AIM: Show every line in the entries below where the word "name" appears.

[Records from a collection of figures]
━━━━━━━━
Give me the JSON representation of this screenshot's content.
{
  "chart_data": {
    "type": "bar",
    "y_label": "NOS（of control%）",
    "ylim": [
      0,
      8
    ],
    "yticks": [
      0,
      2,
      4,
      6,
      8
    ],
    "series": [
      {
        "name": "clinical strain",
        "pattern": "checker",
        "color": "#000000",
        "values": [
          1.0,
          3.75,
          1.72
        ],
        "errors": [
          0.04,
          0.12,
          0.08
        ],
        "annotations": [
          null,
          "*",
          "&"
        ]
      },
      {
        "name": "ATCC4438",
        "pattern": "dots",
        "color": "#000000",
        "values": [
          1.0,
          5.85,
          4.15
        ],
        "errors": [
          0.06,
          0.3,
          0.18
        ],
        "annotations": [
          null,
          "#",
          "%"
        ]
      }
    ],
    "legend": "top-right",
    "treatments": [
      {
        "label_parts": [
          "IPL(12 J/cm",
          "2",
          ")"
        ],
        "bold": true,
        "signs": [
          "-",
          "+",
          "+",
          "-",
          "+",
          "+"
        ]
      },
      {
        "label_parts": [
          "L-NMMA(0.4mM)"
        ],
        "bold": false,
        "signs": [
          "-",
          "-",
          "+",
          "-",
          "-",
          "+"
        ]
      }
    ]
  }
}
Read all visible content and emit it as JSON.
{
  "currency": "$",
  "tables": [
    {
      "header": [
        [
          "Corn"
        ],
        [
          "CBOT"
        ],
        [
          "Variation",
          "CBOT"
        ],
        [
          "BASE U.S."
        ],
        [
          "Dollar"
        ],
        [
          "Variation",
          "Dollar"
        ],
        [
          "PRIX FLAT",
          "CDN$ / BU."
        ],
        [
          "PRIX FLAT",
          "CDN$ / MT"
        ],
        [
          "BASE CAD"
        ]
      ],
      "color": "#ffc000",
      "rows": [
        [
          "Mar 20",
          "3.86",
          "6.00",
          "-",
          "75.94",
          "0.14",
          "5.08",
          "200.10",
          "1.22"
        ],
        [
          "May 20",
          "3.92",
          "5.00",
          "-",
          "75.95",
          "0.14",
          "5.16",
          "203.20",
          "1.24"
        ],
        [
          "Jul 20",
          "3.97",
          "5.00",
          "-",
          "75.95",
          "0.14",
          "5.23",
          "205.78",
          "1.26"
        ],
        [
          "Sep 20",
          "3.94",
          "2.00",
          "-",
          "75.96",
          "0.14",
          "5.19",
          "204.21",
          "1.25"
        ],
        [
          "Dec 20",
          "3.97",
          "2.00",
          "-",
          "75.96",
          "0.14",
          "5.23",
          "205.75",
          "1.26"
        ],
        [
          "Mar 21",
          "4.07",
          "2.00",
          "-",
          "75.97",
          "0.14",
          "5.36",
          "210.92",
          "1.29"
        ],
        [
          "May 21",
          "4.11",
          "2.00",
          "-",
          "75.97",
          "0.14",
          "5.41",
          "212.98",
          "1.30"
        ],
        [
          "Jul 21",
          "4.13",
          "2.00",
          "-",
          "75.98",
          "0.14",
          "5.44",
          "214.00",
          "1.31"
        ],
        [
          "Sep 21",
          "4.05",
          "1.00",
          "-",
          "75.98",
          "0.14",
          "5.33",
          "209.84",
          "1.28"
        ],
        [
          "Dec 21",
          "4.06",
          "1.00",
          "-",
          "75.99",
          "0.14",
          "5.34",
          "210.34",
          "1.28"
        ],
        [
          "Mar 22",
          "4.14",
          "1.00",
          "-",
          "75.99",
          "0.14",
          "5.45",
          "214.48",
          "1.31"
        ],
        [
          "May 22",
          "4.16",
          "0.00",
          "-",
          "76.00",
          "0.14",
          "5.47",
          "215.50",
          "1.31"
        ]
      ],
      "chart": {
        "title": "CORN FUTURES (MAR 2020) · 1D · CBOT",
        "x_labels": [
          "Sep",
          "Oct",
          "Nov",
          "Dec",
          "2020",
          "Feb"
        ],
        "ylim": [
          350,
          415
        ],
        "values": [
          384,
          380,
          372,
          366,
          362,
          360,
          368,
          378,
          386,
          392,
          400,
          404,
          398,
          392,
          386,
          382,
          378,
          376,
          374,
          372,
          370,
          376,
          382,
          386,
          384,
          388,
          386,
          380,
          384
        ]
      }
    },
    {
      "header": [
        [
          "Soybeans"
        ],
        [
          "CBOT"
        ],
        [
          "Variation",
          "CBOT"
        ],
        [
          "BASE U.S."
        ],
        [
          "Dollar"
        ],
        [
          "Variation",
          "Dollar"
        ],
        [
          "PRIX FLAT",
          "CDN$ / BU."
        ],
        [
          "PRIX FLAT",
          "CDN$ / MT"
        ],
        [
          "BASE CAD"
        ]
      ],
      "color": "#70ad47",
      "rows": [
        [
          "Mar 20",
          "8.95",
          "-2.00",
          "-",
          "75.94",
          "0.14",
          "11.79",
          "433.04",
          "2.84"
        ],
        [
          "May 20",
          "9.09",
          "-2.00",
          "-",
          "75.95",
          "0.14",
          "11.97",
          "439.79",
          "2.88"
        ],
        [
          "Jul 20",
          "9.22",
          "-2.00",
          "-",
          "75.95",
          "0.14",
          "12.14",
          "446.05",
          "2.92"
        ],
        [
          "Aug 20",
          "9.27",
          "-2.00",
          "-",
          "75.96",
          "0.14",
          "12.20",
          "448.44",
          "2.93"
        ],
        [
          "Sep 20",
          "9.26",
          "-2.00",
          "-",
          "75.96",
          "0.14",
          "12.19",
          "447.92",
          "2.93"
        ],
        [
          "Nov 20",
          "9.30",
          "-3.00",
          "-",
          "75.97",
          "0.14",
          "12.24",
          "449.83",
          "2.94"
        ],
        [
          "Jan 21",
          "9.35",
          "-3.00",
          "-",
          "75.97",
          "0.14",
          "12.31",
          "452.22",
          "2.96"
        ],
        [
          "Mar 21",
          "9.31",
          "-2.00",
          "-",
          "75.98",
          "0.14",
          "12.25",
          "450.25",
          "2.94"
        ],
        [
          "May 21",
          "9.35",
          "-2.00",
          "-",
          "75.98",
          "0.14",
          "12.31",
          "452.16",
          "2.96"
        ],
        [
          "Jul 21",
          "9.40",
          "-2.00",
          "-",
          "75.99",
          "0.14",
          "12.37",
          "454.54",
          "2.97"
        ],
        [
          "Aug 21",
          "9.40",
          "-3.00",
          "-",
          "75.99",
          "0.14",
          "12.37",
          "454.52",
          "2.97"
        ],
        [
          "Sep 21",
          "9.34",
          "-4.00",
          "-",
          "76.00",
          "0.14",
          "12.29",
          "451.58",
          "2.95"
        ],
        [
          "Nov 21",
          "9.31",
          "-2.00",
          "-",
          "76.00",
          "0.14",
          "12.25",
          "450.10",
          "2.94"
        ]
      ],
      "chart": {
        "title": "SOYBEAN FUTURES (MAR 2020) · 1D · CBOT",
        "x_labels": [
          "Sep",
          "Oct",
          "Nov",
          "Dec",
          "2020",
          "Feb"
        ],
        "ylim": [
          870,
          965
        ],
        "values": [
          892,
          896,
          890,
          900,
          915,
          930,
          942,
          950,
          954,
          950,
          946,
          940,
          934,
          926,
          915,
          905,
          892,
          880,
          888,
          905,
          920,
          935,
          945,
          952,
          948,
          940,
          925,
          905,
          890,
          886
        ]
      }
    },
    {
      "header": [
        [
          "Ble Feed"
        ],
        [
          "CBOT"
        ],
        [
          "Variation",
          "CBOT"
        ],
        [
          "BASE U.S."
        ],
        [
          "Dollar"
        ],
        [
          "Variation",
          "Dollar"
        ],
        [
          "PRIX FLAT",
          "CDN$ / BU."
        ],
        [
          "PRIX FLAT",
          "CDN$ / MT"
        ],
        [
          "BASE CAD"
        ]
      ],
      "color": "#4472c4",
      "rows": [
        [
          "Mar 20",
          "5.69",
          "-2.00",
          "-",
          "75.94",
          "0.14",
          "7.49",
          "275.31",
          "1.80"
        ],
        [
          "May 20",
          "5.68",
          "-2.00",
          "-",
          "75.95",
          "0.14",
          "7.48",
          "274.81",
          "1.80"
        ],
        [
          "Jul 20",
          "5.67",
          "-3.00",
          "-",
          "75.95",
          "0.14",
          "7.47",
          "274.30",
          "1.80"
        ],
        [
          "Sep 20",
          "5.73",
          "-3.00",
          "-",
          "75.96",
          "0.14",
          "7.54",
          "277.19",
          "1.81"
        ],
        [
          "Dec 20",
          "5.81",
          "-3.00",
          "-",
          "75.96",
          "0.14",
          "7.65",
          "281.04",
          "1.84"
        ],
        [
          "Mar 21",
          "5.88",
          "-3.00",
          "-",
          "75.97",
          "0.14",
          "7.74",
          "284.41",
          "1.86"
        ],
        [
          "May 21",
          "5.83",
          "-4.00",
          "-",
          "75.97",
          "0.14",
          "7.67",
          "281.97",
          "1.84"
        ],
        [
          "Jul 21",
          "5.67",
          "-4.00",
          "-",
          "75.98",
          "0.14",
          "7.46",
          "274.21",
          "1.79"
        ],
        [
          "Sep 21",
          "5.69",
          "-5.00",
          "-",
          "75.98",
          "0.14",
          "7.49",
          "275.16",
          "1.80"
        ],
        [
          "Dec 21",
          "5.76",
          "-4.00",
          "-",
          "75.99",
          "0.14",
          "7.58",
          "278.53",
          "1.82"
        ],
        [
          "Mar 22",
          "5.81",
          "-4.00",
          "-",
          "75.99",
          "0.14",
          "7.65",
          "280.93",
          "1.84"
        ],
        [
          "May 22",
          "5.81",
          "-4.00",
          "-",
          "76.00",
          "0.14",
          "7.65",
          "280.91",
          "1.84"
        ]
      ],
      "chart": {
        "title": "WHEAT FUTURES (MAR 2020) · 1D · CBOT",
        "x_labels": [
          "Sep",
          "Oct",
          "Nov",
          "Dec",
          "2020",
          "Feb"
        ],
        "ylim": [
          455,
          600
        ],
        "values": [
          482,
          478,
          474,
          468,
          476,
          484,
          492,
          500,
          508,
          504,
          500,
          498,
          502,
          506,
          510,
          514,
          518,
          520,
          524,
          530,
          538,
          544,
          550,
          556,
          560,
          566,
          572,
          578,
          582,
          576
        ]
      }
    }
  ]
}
━━━━━━━━
CORRECT ANSWER:
        "name": "clinical strain",
        "name": "ATCC4438",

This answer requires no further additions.